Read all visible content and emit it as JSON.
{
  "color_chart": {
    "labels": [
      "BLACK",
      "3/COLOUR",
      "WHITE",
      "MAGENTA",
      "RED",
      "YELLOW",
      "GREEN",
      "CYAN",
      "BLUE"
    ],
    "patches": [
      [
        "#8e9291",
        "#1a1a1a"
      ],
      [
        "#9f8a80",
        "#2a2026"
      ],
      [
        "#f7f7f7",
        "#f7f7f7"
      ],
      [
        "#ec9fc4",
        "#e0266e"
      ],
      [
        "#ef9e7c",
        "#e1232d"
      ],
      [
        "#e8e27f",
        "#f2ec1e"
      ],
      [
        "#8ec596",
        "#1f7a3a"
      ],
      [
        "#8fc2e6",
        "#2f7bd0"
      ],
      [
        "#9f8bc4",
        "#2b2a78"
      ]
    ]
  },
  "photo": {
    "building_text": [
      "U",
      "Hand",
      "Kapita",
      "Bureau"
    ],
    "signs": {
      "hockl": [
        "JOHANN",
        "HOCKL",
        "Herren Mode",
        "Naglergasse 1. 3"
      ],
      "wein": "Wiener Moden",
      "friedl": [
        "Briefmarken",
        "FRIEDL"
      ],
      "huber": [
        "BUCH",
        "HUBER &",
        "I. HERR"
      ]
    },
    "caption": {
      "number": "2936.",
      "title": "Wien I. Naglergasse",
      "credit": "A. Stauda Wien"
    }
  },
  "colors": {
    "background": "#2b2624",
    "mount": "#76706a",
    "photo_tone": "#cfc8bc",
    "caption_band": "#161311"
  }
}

SET TASK → Write the complete data out, exactly as above.

FINISHED ANSWER →
Read all visible content and emit it as JSON.
{
  "color_chart": {
    "labels": [
      "BLACK",
      "3/COLOUR",
      "WHITE",
      "MAGENTA",
      "RED",
      "YELLOW",
      "GREEN",
      "CYAN",
      "BLUE"
    ],
    "patches": [
      [
        "#8e9291",
        "#1a1a1a"
      ],
      [
        "#9f8a80",
        "#2a2026"
      ],
      [
        "#f7f7f7",
        "#f7f7f7"
      ],
      [
        "#ec9fc4",
        "#e0266e"
      ],
      [
        "#ef9e7c",
        "#e1232d"
      ],
      [
        "#e8e27f",
        "#f2ec1e"
      ],
      [
        "#8ec596",
        "#1f7a3a"
      ],
      [
        "#8fc2e6",
        "#2f7bd0"
      ],
      [
        "#9f8bc4",
        "#2b2a78"
      ]
    ]
  },
  "photo": {
    "building_text": [
      "U",
      "Hand",
      "Kapita",
      "Bureau"
    ],
    "signs": {
      "hockl": [
        "JOHANN",
        "HOCKL",
        "Herren Mode",
        "Naglergasse 1. 3"
      ],
      "wein": "Wiener Moden",
      "friedl": [
        "Briefmarken",
        "FRIEDL"
      ],
      "huber": [
        "BUCH",
        "HUBER &",
        "I. HERR"
      ]
    },
    "caption": {
      "number": "2936.",
      "title": "Wien I. Naglergasse",
      "credit": "A. Stauda Wien"
    }
  },
  "colors": {
    "background": "#2b2624",
    "mount": "#76706a",
    "photo_tone": "#cfc8bc",
    "caption_band": "#161311"
  }
}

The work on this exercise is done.